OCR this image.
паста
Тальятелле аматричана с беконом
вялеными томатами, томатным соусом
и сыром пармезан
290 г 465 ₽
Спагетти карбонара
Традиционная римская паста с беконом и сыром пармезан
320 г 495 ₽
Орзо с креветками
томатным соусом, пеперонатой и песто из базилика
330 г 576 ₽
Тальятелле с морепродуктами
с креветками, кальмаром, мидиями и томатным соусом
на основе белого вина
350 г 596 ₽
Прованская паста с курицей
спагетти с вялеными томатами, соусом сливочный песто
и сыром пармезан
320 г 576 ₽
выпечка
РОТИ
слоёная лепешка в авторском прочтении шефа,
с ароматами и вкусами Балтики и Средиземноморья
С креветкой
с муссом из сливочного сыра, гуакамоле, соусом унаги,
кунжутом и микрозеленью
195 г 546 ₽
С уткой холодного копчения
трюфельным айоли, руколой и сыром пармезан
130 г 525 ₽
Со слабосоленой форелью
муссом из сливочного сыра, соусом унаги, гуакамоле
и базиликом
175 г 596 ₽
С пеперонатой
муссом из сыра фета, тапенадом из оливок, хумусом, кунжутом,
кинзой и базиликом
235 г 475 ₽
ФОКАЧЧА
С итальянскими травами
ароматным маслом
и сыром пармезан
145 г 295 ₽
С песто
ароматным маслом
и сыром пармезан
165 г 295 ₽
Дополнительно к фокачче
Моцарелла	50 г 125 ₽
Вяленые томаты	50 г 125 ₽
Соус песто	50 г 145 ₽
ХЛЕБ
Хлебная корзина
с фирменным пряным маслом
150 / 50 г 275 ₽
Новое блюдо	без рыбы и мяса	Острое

* * *

SHORT PROBLEM
All the entries above need to be reproduced exactly.

RESPONSE BELOW
OCR this image.
паста
Тальятелле аматричана с беконом
вялеными томатами, томатным соусом
и сыром пармезан
290 г 465 ₽
Спагетти карбонара
Традиционная римская паста с беконом и сыром пармезан
320 г 495 ₽
Орзо с креветками
томатным соусом, пеперонатой и песто из базилика
330 г 576 ₽
Тальятелле с морепродуктами
с креветками, кальмаром, мидиями и томатным соусом
на основе белого вина
350 г 596 ₽
Прованская паста с курицей
спагетти с вялеными томатами, соусом сливочный песто
и сыром пармезан
320 г 576 ₽
выпечка
РОТИ
слоёная лепешка в авторском прочтении шефа,
с ароматами и вкусами Балтики и Средиземноморья
С креветкой
с муссом из сливочного сыра, гуакамоле, соусом унаги,
кунжутом и микрозеленью
195 г 546 ₽
С уткой холодного копчения
трюфельным айоли, руколой и сыром пармезан
130 г 525 ₽
Со слабосоленой форелью
муссом из сливочного сыра, соусом унаги, гуакамоле
и базиликом
175 г 596 ₽
С пеперонатой
муссом из сыра фета, тапенадом из оливок, хумусом, кунжутом,
кинзой и базиликом
235 г 475 ₽
ФОКАЧЧА
С итальянскими травами
ароматным маслом
и сыром пармезан
145 г 295 ₽
С песто
ароматным маслом
и сыром пармезан
165 г 295 ₽
Дополнительно к фокачче
Моцарелла	50 г 125 ₽
Вяленые томаты	50 г 125 ₽
Соус песто	50 г 145 ₽
ХЛЕБ
Хлебная корзина
с фирменным пряным маслом
150 / 50 г 275 ₽
Новое блюдо	без рыбы и мяса	Острое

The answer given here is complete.